>> BEGIN

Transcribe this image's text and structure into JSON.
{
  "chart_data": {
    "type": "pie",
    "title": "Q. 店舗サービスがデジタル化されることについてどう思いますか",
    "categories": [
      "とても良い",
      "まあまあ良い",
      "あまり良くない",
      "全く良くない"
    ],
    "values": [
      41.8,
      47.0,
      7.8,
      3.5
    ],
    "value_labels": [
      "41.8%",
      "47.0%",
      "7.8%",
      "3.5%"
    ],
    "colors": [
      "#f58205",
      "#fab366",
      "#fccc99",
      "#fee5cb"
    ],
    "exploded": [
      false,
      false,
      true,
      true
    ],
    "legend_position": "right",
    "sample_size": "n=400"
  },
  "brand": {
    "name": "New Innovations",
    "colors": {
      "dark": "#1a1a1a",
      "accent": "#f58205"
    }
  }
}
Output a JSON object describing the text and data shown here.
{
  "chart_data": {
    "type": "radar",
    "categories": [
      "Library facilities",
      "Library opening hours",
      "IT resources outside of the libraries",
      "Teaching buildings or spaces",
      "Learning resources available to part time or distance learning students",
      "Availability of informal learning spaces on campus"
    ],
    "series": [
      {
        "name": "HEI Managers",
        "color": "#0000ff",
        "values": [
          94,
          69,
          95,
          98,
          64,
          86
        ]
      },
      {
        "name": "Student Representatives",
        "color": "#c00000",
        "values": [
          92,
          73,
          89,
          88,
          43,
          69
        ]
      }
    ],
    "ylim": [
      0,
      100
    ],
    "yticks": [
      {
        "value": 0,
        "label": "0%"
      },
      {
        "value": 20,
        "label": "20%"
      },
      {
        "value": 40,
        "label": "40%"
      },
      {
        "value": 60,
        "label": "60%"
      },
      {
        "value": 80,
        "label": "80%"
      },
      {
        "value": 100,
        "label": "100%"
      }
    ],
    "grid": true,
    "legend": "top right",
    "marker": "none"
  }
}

>> END

- **GOAL**:
In the entries above, find each line with the word "JSON" and copy it.

- **THE RESULT**:
Transcribe this image's text and structure into JSON.
Output a JSON object describing the text and data shown here.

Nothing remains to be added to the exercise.